* start *
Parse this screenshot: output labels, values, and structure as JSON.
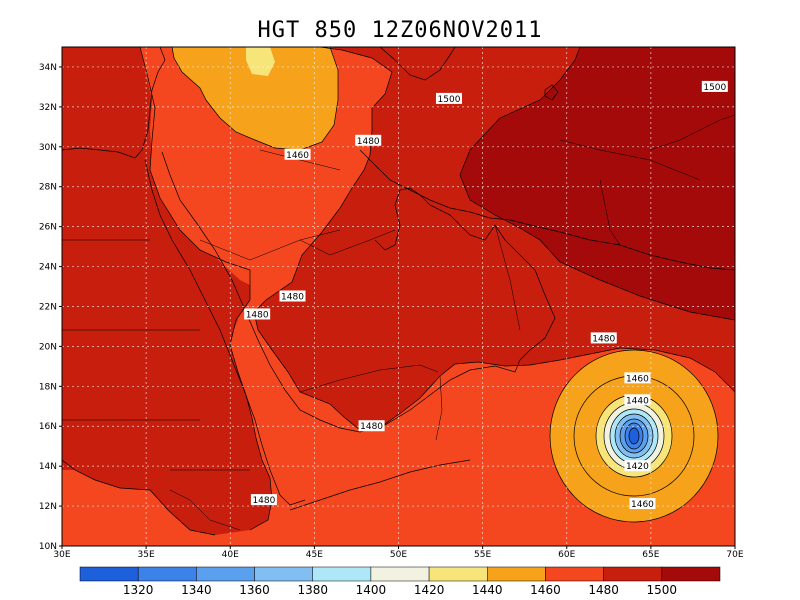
{
  "title": "HGT 850  12Z06NOV2011",
  "map": {
    "lon_range": [
      30,
      70
    ],
    "lat_range": [
      10,
      35
    ],
    "lon_ticks": [
      "30E",
      "35E",
      "40E",
      "45E",
      "50E",
      "55E",
      "60E",
      "65E",
      "70E"
    ],
    "lat_ticks": [
      "10N",
      "12N",
      "14N",
      "16N",
      "18N",
      "20N",
      "22N",
      "24N",
      "26N",
      "28N",
      "30N",
      "32N",
      "34N"
    ],
    "grid": "dashed",
    "contour_labels": [
      {
        "text": "1500",
        "lon": 53.0,
        "lat": 32.4
      },
      {
        "text": "1500",
        "lon": 68.8,
        "lat": 33.0
      },
      {
        "text": "1480",
        "lon": 48.2,
        "lat": 30.3
      },
      {
        "text": "1460",
        "lon": 44.0,
        "lat": 29.6
      },
      {
        "text": "1480",
        "lon": 43.7,
        "lat": 22.5
      },
      {
        "text": "1480",
        "lon": 41.6,
        "lat": 21.6
      },
      {
        "text": "1480",
        "lon": 62.2,
        "lat": 20.4
      },
      {
        "text": "1460",
        "lon": 64.2,
        "lat": 18.4
      },
      {
        "text": "1440",
        "lon": 64.2,
        "lat": 17.3
      },
      {
        "text": "1420",
        "lon": 64.2,
        "lat": 14.0
      },
      {
        "text": "1480",
        "lon": 48.4,
        "lat": 16.0
      },
      {
        "text": "1480",
        "lon": 42.0,
        "lat": 12.3
      },
      {
        "text": "1460",
        "lon": 64.5,
        "lat": 12.1
      }
    ]
  },
  "colorbar": {
    "labels": [
      "1320",
      "1340",
      "1360",
      "1380",
      "1400",
      "1420",
      "1440",
      "1460",
      "1480",
      "1500"
    ],
    "colors": [
      "#1e5fdb",
      "#3c82e8",
      "#5aa0ee",
      "#82bef2",
      "#aee8f8",
      "#f2f2e0",
      "#f8e57a",
      "#f6a21a",
      "#f4471f",
      "#c81e0e",
      "#a50a0a"
    ]
  }
}
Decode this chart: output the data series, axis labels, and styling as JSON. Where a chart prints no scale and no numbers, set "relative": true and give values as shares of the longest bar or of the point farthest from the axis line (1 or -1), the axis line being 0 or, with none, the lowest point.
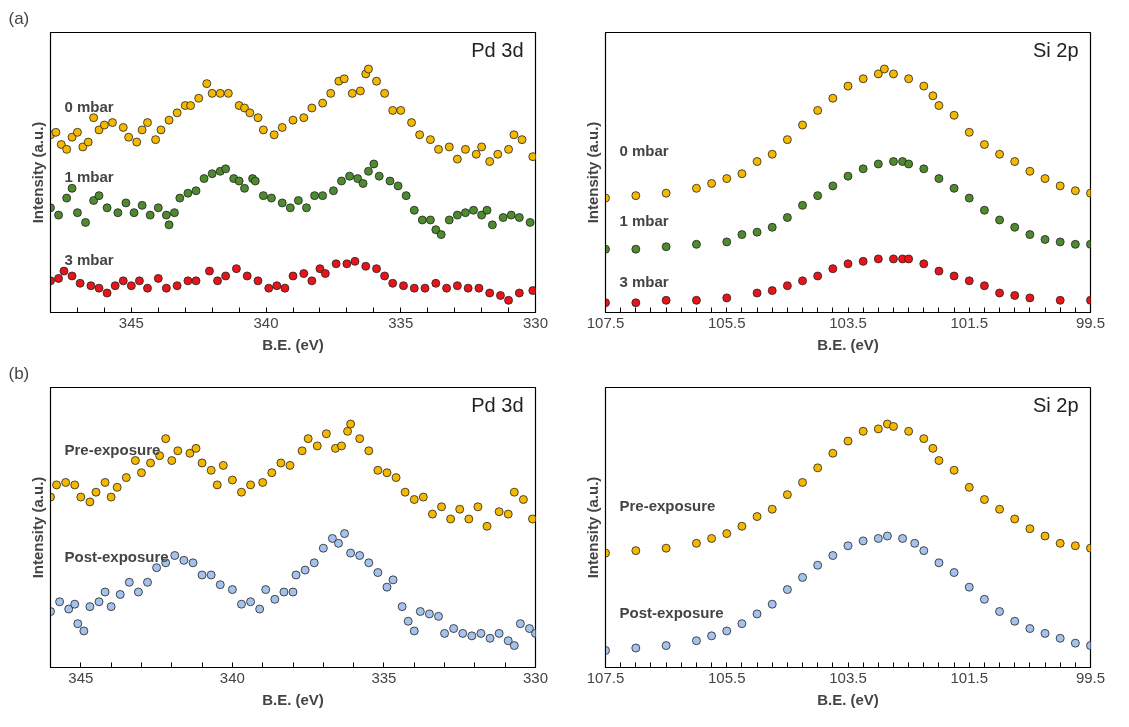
{
  "chart_data": [
    {
      "type": "scatter",
      "title": "Pd 3d",
      "annotations": [
        "(a)"
      ],
      "xlabel": "B.E. (eV)",
      "ylabel": "Intensity (a.u.)",
      "relative": true,
      "marker": "circle",
      "tick_labels": "x",
      "grid": false,
      "xlim": [
        348,
        330
      ],
      "xticks": [
        {
          "value": 347,
          "label": null
        },
        {
          "value": 346,
          "label": null
        },
        345,
        {
          "value": 344,
          "label": null
        },
        {
          "value": 343,
          "label": null
        },
        {
          "value": 342,
          "label": null
        },
        {
          "value": 341,
          "label": null
        },
        340,
        {
          "value": 339,
          "label": null
        },
        {
          "value": 338,
          "label": null
        },
        {
          "value": 337,
          "label": null
        },
        {
          "value": 336,
          "label": null
        },
        335,
        {
          "value": 334,
          "label": null
        },
        {
          "value": 333,
          "label": null
        },
        {
          "value": 332,
          "label": null
        },
        {
          "value": 331,
          "label": null
        },
        330
      ],
      "series": [
        {
          "name": "0 mbar",
          "color": "#f5b800",
          "x": [
            348.0,
            347.8,
            347.6,
            347.4,
            347.2,
            347.0,
            346.8,
            346.6,
            346.4,
            346.2,
            346.0,
            345.7,
            345.3,
            345.1,
            344.8,
            344.6,
            344.4,
            344.1,
            343.9,
            343.6,
            343.3,
            343.0,
            342.8,
            342.5,
            342.2,
            342.0,
            341.7,
            341.4,
            341.0,
            340.8,
            340.6,
            340.3,
            340.1,
            339.7,
            339.4,
            339.0,
            338.6,
            338.3,
            337.9,
            337.6,
            337.3,
            337.1,
            336.8,
            336.5,
            336.3,
            336.2,
            335.9,
            335.6,
            335.3,
            335.0,
            334.6,
            334.3,
            333.9,
            333.6,
            333.2,
            332.9,
            332.6,
            332.2,
            332.0,
            331.7,
            331.4,
            331.0,
            330.8,
            330.5,
            330.1
          ],
          "values": [
            0.73,
            0.74,
            0.69,
            0.67,
            0.72,
            0.74,
            0.68,
            0.7,
            0.8,
            0.75,
            0.77,
            0.78,
            0.76,
            0.72,
            0.7,
            0.75,
            0.78,
            0.71,
            0.75,
            0.79,
            0.82,
            0.85,
            0.85,
            0.88,
            0.94,
            0.9,
            0.9,
            0.9,
            0.85,
            0.84,
            0.82,
            0.8,
            0.75,
            0.73,
            0.76,
            0.79,
            0.8,
            0.84,
            0.86,
            0.9,
            0.95,
            0.96,
            0.9,
            0.91,
            0.98,
            1.0,
            0.95,
            0.9,
            0.83,
            0.83,
            0.78,
            0.73,
            0.71,
            0.67,
            0.68,
            0.63,
            0.67,
            0.65,
            0.68,
            0.62,
            0.65,
            0.67,
            0.73,
            0.71,
            0.64
          ]
        },
        {
          "name": "1 mbar",
          "color": "#4e8a2e",
          "x": [
            348.0,
            347.7,
            347.4,
            347.2,
            347.0,
            346.7,
            346.4,
            346.2,
            345.9,
            345.5,
            345.2,
            344.9,
            344.6,
            344.3,
            344.0,
            343.7,
            343.6,
            343.4,
            343.2,
            342.9,
            342.6,
            342.3,
            342.0,
            341.7,
            341.5,
            341.2,
            341.0,
            340.8,
            340.5,
            340.4,
            340.1,
            339.8,
            339.4,
            339.1,
            338.8,
            338.5,
            338.2,
            337.9,
            337.5,
            337.2,
            336.9,
            336.6,
            336.4,
            336.2,
            336.0,
            335.8,
            335.4,
            335.1,
            334.8,
            334.5,
            334.2,
            333.9,
            333.7,
            333.5,
            333.2,
            332.9,
            332.6,
            332.3,
            332.0,
            331.8,
            331.6,
            331.2,
            330.9,
            330.6,
            330.2
          ],
          "values": [
            0.43,
            0.4,
            0.47,
            0.51,
            0.41,
            0.37,
            0.46,
            0.48,
            0.43,
            0.41,
            0.45,
            0.41,
            0.44,
            0.4,
            0.43,
            0.4,
            0.36,
            0.41,
            0.47,
            0.49,
            0.5,
            0.55,
            0.57,
            0.58,
            0.59,
            0.55,
            0.54,
            0.51,
            0.55,
            0.54,
            0.48,
            0.47,
            0.45,
            0.43,
            0.46,
            0.43,
            0.48,
            0.48,
            0.5,
            0.54,
            0.56,
            0.55,
            0.53,
            0.58,
            0.61,
            0.56,
            0.54,
            0.52,
            0.48,
            0.42,
            0.38,
            0.38,
            0.34,
            0.32,
            0.38,
            0.4,
            0.41,
            0.42,
            0.4,
            0.42,
            0.36,
            0.39,
            0.4,
            0.39,
            0.37
          ]
        },
        {
          "name": "3 mbar",
          "color": "#e8141a",
          "x": [
            348.0,
            347.7,
            347.5,
            347.2,
            346.9,
            346.5,
            346.2,
            345.9,
            345.6,
            345.3,
            345.0,
            344.7,
            344.4,
            344.0,
            343.7,
            343.3,
            342.9,
            342.6,
            342.1,
            341.8,
            341.5,
            341.1,
            340.7,
            340.3,
            339.9,
            339.6,
            339.3,
            339.0,
            338.6,
            338.3,
            338.0,
            337.8,
            337.4,
            337.0,
            336.7,
            336.3,
            335.9,
            335.6,
            335.3,
            334.9,
            334.5,
            334.1,
            333.7,
            333.3,
            332.9,
            332.5,
            332.1,
            331.7,
            331.3,
            331.0,
            330.6,
            330.1
          ],
          "values": [
            0.13,
            0.14,
            0.17,
            0.15,
            0.12,
            0.11,
            0.1,
            0.08,
            0.11,
            0.13,
            0.11,
            0.13,
            0.1,
            0.14,
            0.1,
            0.11,
            0.13,
            0.13,
            0.17,
            0.13,
            0.15,
            0.18,
            0.15,
            0.13,
            0.1,
            0.11,
            0.1,
            0.15,
            0.16,
            0.13,
            0.18,
            0.16,
            0.2,
            0.2,
            0.21,
            0.19,
            0.18,
            0.15,
            0.12,
            0.11,
            0.1,
            0.1,
            0.12,
            0.1,
            0.11,
            0.1,
            0.1,
            0.08,
            0.07,
            0.05,
            0.08,
            0.09
          ]
        }
      ]
    },
    {
      "type": "scatter",
      "title": "Si 2p",
      "xlabel": "B.E. (eV)",
      "ylabel": "Intensity (a.u.)",
      "relative": true,
      "marker": "circle",
      "tick_labels": "x",
      "grid": false,
      "xlim": [
        107.5,
        99.5
      ],
      "xticks": [
        107.5,
        {
          "value": 107.25,
          "label": null
        },
        {
          "value": 107.0,
          "label": null
        },
        {
          "value": 106.75,
          "label": null
        },
        {
          "value": 106.5,
          "label": null
        },
        {
          "value": 106.25,
          "label": null
        },
        {
          "value": 106.0,
          "label": null
        },
        {
          "value": 105.75,
          "label": null
        },
        105.5,
        {
          "value": 105.25,
          "label": null
        },
        {
          "value": 105.0,
          "label": null
        },
        {
          "value": 104.75,
          "label": null
        },
        {
          "value": 104.5,
          "label": null
        },
        {
          "value": 104.25,
          "label": null
        },
        {
          "value": 104.0,
          "label": null
        },
        {
          "value": 103.75,
          "label": null
        },
        103.5,
        {
          "value": 103.25,
          "label": null
        },
        {
          "value": 103.0,
          "label": null
        },
        {
          "value": 102.75,
          "label": null
        },
        {
          "value": 102.5,
          "label": null
        },
        {
          "value": 102.25,
          "label": null
        },
        {
          "value": 102.0,
          "label": null
        },
        {
          "value": 101.75,
          "label": null
        },
        101.5,
        {
          "value": 101.25,
          "label": null
        },
        {
          "value": 101.0,
          "label": null
        },
        {
          "value": 100.75,
          "label": null
        },
        {
          "value": 100.5,
          "label": null
        },
        {
          "value": 100.25,
          "label": null
        },
        {
          "value": 100.0,
          "label": null
        },
        {
          "value": 99.75,
          "label": null
        },
        99.5
      ],
      "series": [
        {
          "name": "0 mbar",
          "color": "#f5b800",
          "x": [
            107.5,
            107.0,
            106.5,
            106.0,
            105.75,
            105.5,
            105.25,
            105.0,
            104.75,
            104.5,
            104.25,
            104.0,
            103.75,
            103.5,
            103.25,
            103.0,
            102.9,
            102.75,
            102.5,
            102.25,
            102.1,
            102.0,
            101.75,
            101.5,
            101.25,
            101.0,
            100.75,
            100.5,
            100.25,
            100.0,
            99.75,
            99.5
          ],
          "values": [
            0.47,
            0.48,
            0.49,
            0.51,
            0.53,
            0.55,
            0.57,
            0.62,
            0.65,
            0.71,
            0.77,
            0.83,
            0.88,
            0.93,
            0.96,
            0.98,
            1.0,
            0.98,
            0.96,
            0.93,
            0.89,
            0.85,
            0.81,
            0.74,
            0.69,
            0.65,
            0.62,
            0.58,
            0.55,
            0.52,
            0.5,
            0.49
          ]
        },
        {
          "name": "1 mbar",
          "color": "#4e8a2e",
          "x": [
            107.5,
            107.0,
            106.5,
            106.0,
            105.5,
            105.25,
            105.0,
            104.75,
            104.5,
            104.25,
            104.0,
            103.75,
            103.5,
            103.25,
            103.0,
            102.75,
            102.6,
            102.5,
            102.25,
            102.0,
            101.75,
            101.5,
            101.25,
            101.0,
            100.75,
            100.5,
            100.25,
            100.0,
            99.75,
            99.5
          ],
          "values": [
            0.26,
            0.26,
            0.27,
            0.28,
            0.29,
            0.32,
            0.33,
            0.35,
            0.39,
            0.44,
            0.48,
            0.52,
            0.56,
            0.59,
            0.61,
            0.62,
            0.62,
            0.61,
            0.59,
            0.55,
            0.51,
            0.47,
            0.42,
            0.38,
            0.35,
            0.32,
            0.3,
            0.29,
            0.28,
            0.28
          ]
        },
        {
          "name": "3 mbar",
          "color": "#e8141a",
          "x": [
            107.5,
            107.0,
            106.5,
            106.0,
            105.5,
            105.0,
            104.75,
            104.5,
            104.25,
            104.0,
            103.75,
            103.5,
            103.25,
            103.0,
            102.75,
            102.6,
            102.5,
            102.25,
            102.0,
            101.75,
            101.5,
            101.25,
            101.0,
            100.75,
            100.5,
            100.0,
            99.5
          ],
          "values": [
            0.04,
            0.04,
            0.05,
            0.05,
            0.06,
            0.08,
            0.09,
            0.11,
            0.13,
            0.15,
            0.18,
            0.2,
            0.21,
            0.22,
            0.22,
            0.22,
            0.22,
            0.2,
            0.17,
            0.15,
            0.13,
            0.11,
            0.08,
            0.07,
            0.06,
            0.05,
            0.05
          ]
        }
      ]
    },
    {
      "type": "scatter",
      "title": "Pd 3d",
      "annotations": [
        "(b)"
      ],
      "xlabel": "B.E. (eV)",
      "ylabel": "Intensity (a.u.)",
      "relative": true,
      "marker": "circle",
      "tick_labels": "x",
      "grid": false,
      "xlim": [
        346,
        330
      ],
      "xticks": [
        345,
        {
          "value": 344,
          "label": null
        },
        {
          "value": 343,
          "label": null
        },
        {
          "value": 342,
          "label": null
        },
        {
          "value": 341,
          "label": null
        },
        340,
        {
          "value": 339,
          "label": null
        },
        {
          "value": 338,
          "label": null
        },
        {
          "value": 337,
          "label": null
        },
        {
          "value": 336,
          "label": null
        },
        335,
        {
          "value": 334,
          "label": null
        },
        {
          "value": 333,
          "label": null
        },
        {
          "value": 332,
          "label": null
        },
        {
          "value": 331,
          "label": null
        },
        330
      ],
      "series": [
        {
          "name": "Pre-exposure",
          "color": "#f5b800",
          "x": [
            346.0,
            345.8,
            345.5,
            345.2,
            345.0,
            344.7,
            344.5,
            344.2,
            344.0,
            343.8,
            343.5,
            343.2,
            343.0,
            342.7,
            342.4,
            342.2,
            342.0,
            341.8,
            341.4,
            341.2,
            341.0,
            340.7,
            340.5,
            340.3,
            340.0,
            339.7,
            339.4,
            339.0,
            338.7,
            338.4,
            338.1,
            337.7,
            337.5,
            337.2,
            336.9,
            336.6,
            336.4,
            336.2,
            336.1,
            335.8,
            335.5,
            335.2,
            334.9,
            334.6,
            334.3,
            334.0,
            333.7,
            333.4,
            333.1,
            332.8,
            332.5,
            332.2,
            331.9,
            331.6,
            331.2,
            330.9,
            330.7,
            330.4,
            330.1
          ],
          "values": [
            0.7,
            0.75,
            0.76,
            0.75,
            0.7,
            0.68,
            0.72,
            0.76,
            0.7,
            0.74,
            0.78,
            0.85,
            0.8,
            0.84,
            0.87,
            0.94,
            0.85,
            0.89,
            0.88,
            0.9,
            0.84,
            0.81,
            0.75,
            0.83,
            0.77,
            0.72,
            0.75,
            0.76,
            0.8,
            0.84,
            0.83,
            0.89,
            0.94,
            0.91,
            0.96,
            0.9,
            0.91,
            0.97,
            1.0,
            0.94,
            0.89,
            0.81,
            0.8,
            0.78,
            0.72,
            0.69,
            0.7,
            0.63,
            0.66,
            0.61,
            0.65,
            0.61,
            0.66,
            0.58,
            0.64,
            0.63,
            0.72,
            0.69,
            0.61
          ]
        },
        {
          "name": "Post-exposure",
          "color": "#a4c2ec",
          "x": [
            346.0,
            345.7,
            345.4,
            345.2,
            345.1,
            344.9,
            344.7,
            344.4,
            344.2,
            344.0,
            343.7,
            343.4,
            343.1,
            342.8,
            342.5,
            342.2,
            341.9,
            341.6,
            341.3,
            341.0,
            340.7,
            340.4,
            340.0,
            339.7,
            339.4,
            339.1,
            338.9,
            338.6,
            338.3,
            338.0,
            337.9,
            337.6,
            337.3,
            337.0,
            336.7,
            336.5,
            336.3,
            336.1,
            335.8,
            335.5,
            335.2,
            334.9,
            334.7,
            334.4,
            334.2,
            334.0,
            333.8,
            333.5,
            333.2,
            333.0,
            332.7,
            332.4,
            332.1,
            331.8,
            331.5,
            331.2,
            330.9,
            330.7,
            330.5,
            330.2,
            330.0
          ],
          "values": [
            0.23,
            0.27,
            0.24,
            0.26,
            0.18,
            0.15,
            0.25,
            0.27,
            0.31,
            0.25,
            0.3,
            0.35,
            0.31,
            0.35,
            0.41,
            0.43,
            0.46,
            0.44,
            0.43,
            0.38,
            0.38,
            0.34,
            0.32,
            0.26,
            0.27,
            0.24,
            0.32,
            0.28,
            0.31,
            0.31,
            0.38,
            0.4,
            0.43,
            0.49,
            0.53,
            0.51,
            0.55,
            0.47,
            0.46,
            0.43,
            0.39,
            0.33,
            0.36,
            0.25,
            0.19,
            0.15,
            0.23,
            0.22,
            0.21,
            0.14,
            0.16,
            0.14,
            0.13,
            0.14,
            0.12,
            0.14,
            0.11,
            0.09,
            0.18,
            0.16,
            0.14
          ]
        }
      ]
    },
    {
      "type": "scatter",
      "title": "Si 2p",
      "xlabel": "B.E. (eV)",
      "ylabel": "Intensity (a.u.)",
      "relative": true,
      "marker": "circle",
      "tick_labels": "x",
      "grid": false,
      "xlim": [
        107.5,
        99.5
      ],
      "xticks": [
        107.5,
        {
          "value": 107.25,
          "label": null
        },
        {
          "value": 107.0,
          "label": null
        },
        {
          "value": 106.75,
          "label": null
        },
        {
          "value": 106.5,
          "label": null
        },
        {
          "value": 106.25,
          "label": null
        },
        {
          "value": 106.0,
          "label": null
        },
        {
          "value": 105.75,
          "label": null
        },
        105.5,
        {
          "value": 105.25,
          "label": null
        },
        {
          "value": 105.0,
          "label": null
        },
        {
          "value": 104.75,
          "label": null
        },
        {
          "value": 104.5,
          "label": null
        },
        {
          "value": 104.25,
          "label": null
        },
        {
          "value": 104.0,
          "label": null
        },
        {
          "value": 103.75,
          "label": null
        },
        103.5,
        {
          "value": 103.25,
          "label": null
        },
        {
          "value": 103.0,
          "label": null
        },
        {
          "value": 102.75,
          "label": null
        },
        {
          "value": 102.5,
          "label": null
        },
        {
          "value": 102.25,
          "label": null
        },
        {
          "value": 102.0,
          "label": null
        },
        {
          "value": 101.75,
          "label": null
        },
        101.5,
        {
          "value": 101.25,
          "label": null
        },
        {
          "value": 101.0,
          "label": null
        },
        {
          "value": 100.75,
          "label": null
        },
        {
          "value": 100.5,
          "label": null
        },
        {
          "value": 100.25,
          "label": null
        },
        {
          "value": 100.0,
          "label": null
        },
        {
          "value": 99.75,
          "label": null
        },
        99.5
      ],
      "series": [
        {
          "name": "Pre-exposure",
          "color": "#f5b800",
          "x": [
            107.5,
            107.0,
            106.5,
            106.0,
            105.75,
            105.5,
            105.25,
            105.0,
            104.75,
            104.5,
            104.25,
            104.0,
            103.75,
            103.5,
            103.25,
            103.0,
            102.85,
            102.75,
            102.5,
            102.25,
            102.1,
            102.0,
            101.75,
            101.5,
            101.25,
            101.0,
            100.75,
            100.5,
            100.25,
            100.0,
            99.75,
            99.5
          ],
          "values": [
            0.47,
            0.48,
            0.49,
            0.51,
            0.53,
            0.55,
            0.58,
            0.62,
            0.65,
            0.71,
            0.76,
            0.82,
            0.88,
            0.93,
            0.97,
            0.98,
            1.0,
            0.99,
            0.97,
            0.94,
            0.9,
            0.85,
            0.81,
            0.74,
            0.69,
            0.65,
            0.61,
            0.57,
            0.54,
            0.51,
            0.5,
            0.49
          ]
        },
        {
          "name": "Post-exposure",
          "color": "#a4c2ec",
          "x": [
            107.5,
            107.0,
            106.5,
            106.0,
            105.75,
            105.5,
            105.25,
            105.0,
            104.75,
            104.5,
            104.25,
            104.0,
            103.75,
            103.5,
            103.25,
            103.0,
            102.85,
            102.6,
            102.4,
            102.25,
            102.0,
            101.75,
            101.5,
            101.25,
            101.0,
            100.75,
            100.5,
            100.25,
            100.0,
            99.75,
            99.5
          ],
          "values": [
            0.07,
            0.08,
            0.09,
            0.11,
            0.13,
            0.15,
            0.18,
            0.22,
            0.26,
            0.32,
            0.37,
            0.42,
            0.46,
            0.5,
            0.52,
            0.53,
            0.54,
            0.53,
            0.51,
            0.48,
            0.43,
            0.39,
            0.33,
            0.28,
            0.23,
            0.19,
            0.16,
            0.14,
            0.12,
            0.1,
            0.09
          ]
        }
      ]
    }
  ]
}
* end *
▸ **YOUR OBJECTIVE**
Filter lines by "this" and return each hit.

▸ **RESPONSE BELOW**
Parse this screenshot: output labels, values, and structure as JSON.
Decode this chart: output the data series, axis labels, and styling as JSON. Where a chart prints no scale and no numbers, set "relative": true and give values as shares of the longest bar or of the point farthest from the axis line (1 or -1), the axis line being 0 or, with none, the lowest point.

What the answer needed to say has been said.